▶ **GIVEN PROBLEM**
Lines containing the string "booking" are to be collected in full.

▶ **INPUT MATERIAL**

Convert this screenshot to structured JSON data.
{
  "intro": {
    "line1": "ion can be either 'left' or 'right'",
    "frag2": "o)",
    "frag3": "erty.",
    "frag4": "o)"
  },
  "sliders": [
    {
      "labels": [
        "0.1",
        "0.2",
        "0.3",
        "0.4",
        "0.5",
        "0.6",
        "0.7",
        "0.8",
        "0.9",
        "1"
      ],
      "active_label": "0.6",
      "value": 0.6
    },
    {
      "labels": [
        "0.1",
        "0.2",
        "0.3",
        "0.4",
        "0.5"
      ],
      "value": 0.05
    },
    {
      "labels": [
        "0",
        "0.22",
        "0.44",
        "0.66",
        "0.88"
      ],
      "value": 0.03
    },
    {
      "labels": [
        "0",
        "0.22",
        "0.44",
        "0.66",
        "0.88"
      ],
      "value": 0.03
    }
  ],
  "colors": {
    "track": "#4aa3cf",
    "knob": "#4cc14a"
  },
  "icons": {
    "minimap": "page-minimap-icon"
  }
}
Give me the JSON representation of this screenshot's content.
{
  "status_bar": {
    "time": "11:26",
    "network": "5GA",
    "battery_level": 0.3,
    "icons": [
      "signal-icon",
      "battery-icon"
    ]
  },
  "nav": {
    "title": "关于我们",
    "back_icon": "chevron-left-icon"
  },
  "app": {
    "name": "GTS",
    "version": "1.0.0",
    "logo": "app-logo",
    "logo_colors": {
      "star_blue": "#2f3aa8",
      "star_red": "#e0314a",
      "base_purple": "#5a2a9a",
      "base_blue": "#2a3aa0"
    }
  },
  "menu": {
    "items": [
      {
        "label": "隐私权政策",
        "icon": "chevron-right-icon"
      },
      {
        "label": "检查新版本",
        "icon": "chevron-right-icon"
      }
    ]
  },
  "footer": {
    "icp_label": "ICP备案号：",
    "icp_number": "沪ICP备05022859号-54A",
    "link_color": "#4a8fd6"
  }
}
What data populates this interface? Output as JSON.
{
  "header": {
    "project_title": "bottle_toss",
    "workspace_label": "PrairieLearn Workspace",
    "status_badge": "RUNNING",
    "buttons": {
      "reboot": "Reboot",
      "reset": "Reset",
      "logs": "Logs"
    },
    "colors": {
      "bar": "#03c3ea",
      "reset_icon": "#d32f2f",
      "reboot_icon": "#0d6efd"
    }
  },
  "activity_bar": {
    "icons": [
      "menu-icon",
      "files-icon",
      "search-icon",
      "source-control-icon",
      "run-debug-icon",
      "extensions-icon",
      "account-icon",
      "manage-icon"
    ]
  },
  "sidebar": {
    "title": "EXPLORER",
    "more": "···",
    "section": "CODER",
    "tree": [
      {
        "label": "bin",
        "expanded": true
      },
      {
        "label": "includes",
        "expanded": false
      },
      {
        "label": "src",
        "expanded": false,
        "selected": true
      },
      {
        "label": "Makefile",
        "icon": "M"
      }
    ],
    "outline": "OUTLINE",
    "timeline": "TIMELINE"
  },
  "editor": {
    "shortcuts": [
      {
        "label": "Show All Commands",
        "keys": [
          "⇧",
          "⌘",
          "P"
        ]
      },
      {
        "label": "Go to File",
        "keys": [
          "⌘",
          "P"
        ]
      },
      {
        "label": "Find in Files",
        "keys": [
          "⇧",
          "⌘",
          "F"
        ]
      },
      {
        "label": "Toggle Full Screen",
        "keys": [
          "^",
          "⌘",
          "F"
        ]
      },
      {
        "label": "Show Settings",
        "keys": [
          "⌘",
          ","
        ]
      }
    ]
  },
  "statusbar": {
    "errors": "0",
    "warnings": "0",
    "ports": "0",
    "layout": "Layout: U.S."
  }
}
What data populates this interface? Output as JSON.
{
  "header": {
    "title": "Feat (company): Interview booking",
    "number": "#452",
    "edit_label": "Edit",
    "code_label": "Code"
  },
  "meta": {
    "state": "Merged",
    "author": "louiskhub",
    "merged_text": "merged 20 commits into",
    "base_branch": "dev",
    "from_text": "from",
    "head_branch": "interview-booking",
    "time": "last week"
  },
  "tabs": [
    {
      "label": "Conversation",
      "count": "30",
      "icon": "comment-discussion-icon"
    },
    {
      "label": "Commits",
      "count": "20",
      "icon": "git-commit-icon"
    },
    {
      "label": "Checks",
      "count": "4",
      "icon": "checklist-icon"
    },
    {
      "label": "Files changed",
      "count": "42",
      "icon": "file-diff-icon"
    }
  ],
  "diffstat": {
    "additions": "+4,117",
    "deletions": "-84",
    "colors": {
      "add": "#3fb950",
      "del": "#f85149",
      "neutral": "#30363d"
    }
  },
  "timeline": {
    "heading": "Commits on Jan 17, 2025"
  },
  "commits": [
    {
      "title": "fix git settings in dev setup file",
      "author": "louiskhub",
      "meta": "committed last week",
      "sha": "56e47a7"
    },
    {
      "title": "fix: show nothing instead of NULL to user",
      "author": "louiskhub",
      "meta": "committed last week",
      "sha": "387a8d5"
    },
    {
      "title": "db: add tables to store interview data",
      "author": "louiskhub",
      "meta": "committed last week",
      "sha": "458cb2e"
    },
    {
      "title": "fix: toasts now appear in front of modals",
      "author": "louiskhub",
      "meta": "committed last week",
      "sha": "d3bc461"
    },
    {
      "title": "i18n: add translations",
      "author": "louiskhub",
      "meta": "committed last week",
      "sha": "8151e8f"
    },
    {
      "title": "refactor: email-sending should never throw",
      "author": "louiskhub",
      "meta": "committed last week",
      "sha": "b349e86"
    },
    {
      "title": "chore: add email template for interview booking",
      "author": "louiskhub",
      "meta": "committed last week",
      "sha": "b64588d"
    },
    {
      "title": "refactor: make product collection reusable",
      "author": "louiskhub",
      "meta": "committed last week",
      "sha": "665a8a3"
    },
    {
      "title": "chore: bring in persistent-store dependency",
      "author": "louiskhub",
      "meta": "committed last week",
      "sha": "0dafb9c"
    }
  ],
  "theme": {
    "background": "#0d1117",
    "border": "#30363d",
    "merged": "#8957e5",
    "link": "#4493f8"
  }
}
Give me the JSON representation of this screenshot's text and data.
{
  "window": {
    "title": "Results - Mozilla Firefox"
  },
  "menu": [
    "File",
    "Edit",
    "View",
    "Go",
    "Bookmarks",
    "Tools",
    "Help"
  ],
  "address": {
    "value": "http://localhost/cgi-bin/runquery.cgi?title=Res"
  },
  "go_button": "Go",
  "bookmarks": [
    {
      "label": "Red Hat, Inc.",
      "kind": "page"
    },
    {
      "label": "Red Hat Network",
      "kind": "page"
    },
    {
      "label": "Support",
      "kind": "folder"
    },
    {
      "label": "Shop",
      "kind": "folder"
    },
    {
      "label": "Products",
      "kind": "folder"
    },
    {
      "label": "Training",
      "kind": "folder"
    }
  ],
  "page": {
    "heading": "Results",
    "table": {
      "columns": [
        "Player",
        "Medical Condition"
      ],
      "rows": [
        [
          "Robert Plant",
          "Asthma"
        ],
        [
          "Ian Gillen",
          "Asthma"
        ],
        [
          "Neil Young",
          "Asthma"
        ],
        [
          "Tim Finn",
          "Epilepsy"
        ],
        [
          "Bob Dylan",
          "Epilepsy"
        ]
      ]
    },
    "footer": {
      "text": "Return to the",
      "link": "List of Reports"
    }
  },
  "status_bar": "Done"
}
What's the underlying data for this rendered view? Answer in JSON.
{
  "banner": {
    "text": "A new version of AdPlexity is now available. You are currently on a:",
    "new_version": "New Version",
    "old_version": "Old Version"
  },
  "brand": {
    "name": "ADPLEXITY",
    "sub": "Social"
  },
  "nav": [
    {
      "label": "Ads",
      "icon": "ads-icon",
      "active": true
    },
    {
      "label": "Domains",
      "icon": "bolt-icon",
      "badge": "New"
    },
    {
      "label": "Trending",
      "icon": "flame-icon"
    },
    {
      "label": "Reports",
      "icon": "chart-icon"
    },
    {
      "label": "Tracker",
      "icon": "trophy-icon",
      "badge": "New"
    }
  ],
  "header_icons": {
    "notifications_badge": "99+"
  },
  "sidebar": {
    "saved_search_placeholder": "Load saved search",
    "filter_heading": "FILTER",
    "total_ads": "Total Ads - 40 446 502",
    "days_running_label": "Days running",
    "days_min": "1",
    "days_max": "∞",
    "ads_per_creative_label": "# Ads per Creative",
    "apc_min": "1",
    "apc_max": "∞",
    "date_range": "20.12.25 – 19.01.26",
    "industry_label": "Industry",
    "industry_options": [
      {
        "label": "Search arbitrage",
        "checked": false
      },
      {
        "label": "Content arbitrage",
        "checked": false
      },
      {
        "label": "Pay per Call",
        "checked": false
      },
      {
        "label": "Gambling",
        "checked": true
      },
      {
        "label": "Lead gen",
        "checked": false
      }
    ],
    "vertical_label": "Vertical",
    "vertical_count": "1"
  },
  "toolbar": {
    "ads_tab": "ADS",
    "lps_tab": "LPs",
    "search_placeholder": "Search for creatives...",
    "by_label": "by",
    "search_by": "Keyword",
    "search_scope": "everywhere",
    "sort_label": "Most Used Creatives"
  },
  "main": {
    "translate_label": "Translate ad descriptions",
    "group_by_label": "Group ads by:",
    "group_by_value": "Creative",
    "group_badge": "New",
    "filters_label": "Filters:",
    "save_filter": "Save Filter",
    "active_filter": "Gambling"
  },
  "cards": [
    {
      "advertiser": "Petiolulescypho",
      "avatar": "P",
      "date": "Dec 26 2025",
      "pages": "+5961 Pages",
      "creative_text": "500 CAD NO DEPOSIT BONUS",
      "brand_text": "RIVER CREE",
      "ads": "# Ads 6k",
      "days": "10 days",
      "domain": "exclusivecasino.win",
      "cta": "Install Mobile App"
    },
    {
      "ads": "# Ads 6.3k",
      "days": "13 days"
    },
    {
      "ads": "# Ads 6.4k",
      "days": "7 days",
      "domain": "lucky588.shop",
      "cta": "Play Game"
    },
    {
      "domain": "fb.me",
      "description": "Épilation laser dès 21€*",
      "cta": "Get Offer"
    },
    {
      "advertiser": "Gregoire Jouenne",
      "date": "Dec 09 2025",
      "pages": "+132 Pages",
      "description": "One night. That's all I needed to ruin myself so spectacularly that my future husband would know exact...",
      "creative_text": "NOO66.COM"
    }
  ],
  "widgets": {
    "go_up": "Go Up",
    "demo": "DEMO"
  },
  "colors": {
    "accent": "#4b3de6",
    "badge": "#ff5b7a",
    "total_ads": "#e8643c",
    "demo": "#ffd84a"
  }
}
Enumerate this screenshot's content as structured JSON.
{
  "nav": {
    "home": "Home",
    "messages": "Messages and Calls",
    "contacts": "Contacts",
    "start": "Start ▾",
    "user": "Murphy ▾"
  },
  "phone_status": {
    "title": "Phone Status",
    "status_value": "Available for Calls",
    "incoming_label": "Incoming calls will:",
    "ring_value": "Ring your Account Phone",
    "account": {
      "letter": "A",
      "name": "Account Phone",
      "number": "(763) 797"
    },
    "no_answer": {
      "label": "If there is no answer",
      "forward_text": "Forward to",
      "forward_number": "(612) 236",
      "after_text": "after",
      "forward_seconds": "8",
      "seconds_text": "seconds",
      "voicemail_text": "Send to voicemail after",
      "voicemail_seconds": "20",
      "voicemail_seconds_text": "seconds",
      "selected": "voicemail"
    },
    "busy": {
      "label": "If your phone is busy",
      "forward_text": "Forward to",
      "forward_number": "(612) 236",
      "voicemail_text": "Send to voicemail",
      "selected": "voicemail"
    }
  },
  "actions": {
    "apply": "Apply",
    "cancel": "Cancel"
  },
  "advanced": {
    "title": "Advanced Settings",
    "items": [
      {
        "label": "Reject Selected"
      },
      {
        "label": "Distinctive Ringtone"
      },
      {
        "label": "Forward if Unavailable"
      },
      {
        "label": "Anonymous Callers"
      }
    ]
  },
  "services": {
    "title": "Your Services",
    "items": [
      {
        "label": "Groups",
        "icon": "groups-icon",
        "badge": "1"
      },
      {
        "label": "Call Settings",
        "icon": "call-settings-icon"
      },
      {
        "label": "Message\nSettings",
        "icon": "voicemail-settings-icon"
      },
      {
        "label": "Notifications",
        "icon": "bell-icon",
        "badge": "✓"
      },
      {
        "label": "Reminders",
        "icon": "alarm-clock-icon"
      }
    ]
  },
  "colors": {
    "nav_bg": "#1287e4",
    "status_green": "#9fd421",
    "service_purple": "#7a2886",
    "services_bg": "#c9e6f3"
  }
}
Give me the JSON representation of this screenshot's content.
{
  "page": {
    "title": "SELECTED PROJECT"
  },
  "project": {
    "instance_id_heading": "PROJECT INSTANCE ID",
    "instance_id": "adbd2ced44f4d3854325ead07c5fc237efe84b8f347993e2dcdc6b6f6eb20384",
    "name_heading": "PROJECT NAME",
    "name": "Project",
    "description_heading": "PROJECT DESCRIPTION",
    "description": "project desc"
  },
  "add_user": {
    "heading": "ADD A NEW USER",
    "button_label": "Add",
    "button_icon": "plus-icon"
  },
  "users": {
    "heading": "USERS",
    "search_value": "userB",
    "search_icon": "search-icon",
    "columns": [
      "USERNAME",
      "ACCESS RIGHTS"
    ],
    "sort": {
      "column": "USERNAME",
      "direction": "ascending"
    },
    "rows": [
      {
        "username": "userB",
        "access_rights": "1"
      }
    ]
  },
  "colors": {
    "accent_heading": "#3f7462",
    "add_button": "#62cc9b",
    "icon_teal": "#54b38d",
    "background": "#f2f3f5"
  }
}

▶ **OUTPUT FOR THIS EXERCISE**
    "title": "Feat (company): Interview booking",
    "head_branch": "interview-booking",
      "title": "chore: add email template for interview booking",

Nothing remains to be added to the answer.